● **EXTRACTED INFORMATION**:
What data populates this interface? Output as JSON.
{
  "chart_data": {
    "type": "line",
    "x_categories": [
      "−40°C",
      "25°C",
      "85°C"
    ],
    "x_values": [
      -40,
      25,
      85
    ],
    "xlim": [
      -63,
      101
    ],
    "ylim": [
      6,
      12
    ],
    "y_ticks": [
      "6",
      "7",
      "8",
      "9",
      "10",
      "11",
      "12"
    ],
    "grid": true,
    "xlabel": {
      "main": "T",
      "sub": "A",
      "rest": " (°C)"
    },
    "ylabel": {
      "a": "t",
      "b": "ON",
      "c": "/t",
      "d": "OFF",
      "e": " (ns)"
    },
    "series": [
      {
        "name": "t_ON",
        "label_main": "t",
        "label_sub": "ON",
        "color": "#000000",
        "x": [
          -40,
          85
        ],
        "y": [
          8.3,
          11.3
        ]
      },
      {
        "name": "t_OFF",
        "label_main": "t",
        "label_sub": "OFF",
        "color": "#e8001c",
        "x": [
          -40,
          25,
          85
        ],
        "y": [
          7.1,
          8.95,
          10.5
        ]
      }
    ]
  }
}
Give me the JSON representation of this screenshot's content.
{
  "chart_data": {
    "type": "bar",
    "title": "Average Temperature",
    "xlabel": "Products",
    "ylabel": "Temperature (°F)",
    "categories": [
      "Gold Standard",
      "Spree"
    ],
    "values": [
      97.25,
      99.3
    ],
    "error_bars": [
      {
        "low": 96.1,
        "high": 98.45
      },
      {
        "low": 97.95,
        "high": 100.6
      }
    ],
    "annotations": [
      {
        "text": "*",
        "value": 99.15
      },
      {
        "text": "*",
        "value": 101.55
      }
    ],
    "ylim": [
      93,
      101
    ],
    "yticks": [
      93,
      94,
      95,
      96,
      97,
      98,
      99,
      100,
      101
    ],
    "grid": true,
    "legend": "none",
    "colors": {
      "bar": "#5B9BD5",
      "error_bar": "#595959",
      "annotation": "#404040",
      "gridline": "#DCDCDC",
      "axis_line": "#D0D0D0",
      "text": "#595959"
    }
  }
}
==
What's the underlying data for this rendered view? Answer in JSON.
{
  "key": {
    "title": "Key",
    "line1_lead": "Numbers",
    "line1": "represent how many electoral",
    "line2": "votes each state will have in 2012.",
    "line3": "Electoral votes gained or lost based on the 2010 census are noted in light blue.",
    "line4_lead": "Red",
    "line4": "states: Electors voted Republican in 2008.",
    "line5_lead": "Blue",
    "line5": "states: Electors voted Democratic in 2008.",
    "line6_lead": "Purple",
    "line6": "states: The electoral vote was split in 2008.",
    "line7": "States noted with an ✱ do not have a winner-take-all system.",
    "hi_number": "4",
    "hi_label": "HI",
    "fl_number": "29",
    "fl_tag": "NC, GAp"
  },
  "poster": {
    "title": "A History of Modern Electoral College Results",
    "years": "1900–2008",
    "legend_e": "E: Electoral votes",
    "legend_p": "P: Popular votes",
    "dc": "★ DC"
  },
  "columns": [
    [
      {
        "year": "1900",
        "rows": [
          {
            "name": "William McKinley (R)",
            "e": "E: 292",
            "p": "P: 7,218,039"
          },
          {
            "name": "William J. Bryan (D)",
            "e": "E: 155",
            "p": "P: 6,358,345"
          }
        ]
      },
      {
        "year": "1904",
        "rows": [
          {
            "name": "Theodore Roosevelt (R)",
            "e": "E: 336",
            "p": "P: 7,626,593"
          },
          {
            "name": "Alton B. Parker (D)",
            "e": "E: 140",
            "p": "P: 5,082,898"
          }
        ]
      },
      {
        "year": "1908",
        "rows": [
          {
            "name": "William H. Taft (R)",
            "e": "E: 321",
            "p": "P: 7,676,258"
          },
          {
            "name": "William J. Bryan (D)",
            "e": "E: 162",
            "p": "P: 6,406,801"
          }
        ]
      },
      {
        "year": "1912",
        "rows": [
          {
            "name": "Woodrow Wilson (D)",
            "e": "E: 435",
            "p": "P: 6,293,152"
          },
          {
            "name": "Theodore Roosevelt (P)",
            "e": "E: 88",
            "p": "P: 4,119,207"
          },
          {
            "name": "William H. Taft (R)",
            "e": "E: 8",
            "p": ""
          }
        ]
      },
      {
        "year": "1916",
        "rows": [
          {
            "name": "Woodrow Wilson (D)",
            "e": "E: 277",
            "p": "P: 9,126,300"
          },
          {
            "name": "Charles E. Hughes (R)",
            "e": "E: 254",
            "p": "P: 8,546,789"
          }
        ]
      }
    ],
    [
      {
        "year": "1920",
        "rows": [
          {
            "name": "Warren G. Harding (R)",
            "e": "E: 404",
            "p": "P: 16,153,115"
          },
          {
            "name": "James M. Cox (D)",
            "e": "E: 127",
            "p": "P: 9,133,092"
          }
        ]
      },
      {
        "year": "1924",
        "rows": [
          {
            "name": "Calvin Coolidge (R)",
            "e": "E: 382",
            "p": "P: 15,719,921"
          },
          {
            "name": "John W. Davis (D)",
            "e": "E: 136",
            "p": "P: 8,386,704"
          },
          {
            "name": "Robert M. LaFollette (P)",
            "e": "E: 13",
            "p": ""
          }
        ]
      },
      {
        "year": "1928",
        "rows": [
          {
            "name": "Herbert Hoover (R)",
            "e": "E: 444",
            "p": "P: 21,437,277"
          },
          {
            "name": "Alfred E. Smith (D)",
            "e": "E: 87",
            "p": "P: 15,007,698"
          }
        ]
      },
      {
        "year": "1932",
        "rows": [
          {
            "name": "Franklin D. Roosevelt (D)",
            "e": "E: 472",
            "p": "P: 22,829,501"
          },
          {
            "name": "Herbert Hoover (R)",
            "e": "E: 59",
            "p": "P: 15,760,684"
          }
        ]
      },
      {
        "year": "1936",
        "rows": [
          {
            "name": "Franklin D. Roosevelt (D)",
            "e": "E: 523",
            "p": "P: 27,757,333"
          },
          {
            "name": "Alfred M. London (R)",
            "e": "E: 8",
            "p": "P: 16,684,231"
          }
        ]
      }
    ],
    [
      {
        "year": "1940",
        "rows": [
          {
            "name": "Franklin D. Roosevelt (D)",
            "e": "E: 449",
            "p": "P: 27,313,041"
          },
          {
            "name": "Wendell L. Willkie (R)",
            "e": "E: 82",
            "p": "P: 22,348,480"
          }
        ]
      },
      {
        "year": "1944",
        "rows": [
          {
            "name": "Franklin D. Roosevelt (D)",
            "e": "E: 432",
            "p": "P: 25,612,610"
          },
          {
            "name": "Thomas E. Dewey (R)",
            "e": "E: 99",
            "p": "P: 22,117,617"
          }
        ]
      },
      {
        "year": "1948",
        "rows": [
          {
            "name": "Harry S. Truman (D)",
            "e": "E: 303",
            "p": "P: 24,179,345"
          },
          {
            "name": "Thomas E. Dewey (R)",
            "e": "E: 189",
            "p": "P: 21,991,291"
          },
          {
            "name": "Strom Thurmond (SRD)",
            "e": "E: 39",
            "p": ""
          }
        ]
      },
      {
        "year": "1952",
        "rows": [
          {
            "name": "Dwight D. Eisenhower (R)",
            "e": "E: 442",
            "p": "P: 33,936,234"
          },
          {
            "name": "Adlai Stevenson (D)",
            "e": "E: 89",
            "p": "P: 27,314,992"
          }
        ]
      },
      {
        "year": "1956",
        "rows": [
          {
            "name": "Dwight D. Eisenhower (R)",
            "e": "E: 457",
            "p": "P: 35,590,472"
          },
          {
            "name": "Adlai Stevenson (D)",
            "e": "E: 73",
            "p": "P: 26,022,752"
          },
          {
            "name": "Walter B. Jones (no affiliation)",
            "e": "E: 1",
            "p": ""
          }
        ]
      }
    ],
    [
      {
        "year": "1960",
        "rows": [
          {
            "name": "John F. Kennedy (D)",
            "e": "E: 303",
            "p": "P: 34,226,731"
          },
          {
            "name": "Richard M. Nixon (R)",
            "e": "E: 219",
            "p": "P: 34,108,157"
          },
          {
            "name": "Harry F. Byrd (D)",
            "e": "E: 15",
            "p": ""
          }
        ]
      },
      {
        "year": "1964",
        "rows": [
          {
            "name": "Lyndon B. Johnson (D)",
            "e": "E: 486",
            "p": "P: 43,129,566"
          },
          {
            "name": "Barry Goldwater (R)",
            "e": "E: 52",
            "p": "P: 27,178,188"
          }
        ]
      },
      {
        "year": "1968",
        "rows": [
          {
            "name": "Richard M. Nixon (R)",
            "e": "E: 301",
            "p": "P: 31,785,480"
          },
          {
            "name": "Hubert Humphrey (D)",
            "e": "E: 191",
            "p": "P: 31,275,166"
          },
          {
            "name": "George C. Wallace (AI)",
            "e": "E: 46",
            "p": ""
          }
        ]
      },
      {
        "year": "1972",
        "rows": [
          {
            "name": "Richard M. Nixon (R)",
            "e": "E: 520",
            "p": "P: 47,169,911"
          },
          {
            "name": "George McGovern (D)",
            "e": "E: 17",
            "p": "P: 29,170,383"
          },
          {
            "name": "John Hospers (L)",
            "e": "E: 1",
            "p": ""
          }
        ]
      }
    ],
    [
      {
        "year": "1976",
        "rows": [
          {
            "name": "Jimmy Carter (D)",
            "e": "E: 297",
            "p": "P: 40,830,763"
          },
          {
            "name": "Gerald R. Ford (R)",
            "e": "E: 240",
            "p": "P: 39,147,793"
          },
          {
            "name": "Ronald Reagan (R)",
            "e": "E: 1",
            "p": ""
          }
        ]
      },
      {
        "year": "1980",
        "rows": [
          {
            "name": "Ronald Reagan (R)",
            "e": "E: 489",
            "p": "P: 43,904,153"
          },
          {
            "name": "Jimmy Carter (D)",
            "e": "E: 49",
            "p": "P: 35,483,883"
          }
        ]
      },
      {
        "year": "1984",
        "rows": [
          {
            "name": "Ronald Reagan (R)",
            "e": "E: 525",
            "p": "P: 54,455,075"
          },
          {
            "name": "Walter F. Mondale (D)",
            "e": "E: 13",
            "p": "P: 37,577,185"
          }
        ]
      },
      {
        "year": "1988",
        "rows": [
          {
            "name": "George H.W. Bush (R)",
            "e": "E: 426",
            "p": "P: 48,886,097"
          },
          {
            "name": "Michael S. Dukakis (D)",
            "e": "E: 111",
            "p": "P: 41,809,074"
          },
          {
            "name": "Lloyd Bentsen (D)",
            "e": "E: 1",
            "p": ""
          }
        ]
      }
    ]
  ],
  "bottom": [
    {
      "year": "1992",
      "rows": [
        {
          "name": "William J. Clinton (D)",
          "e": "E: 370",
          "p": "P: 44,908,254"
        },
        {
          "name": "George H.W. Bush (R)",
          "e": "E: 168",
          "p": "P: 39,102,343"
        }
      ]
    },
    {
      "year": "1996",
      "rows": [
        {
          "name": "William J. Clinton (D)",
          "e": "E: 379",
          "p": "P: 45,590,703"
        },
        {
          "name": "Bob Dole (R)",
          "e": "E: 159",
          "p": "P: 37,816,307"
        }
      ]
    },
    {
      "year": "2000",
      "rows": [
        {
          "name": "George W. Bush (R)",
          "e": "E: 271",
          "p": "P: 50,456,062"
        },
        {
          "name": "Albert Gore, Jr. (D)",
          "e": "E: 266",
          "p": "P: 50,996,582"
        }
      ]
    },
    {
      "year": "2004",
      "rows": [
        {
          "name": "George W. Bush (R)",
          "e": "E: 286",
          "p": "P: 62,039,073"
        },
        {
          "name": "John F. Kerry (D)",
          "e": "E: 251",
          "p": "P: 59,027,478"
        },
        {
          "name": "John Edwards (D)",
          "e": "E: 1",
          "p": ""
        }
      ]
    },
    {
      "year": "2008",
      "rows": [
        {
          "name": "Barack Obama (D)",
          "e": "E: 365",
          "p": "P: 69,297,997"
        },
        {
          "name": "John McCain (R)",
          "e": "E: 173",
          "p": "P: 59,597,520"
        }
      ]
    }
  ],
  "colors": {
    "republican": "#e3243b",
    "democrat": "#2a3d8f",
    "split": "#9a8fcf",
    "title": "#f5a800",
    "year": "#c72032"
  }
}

● **EXERCISE TASK**: Gather up the lines that contain the word "this".

● **RESULT OF THE EXERCISE**:
What data populates this interface? Output as JSON.
Give me the JSON representation of this screenshot's content.
What's the underlying data for this rendered view? Answer in JSON.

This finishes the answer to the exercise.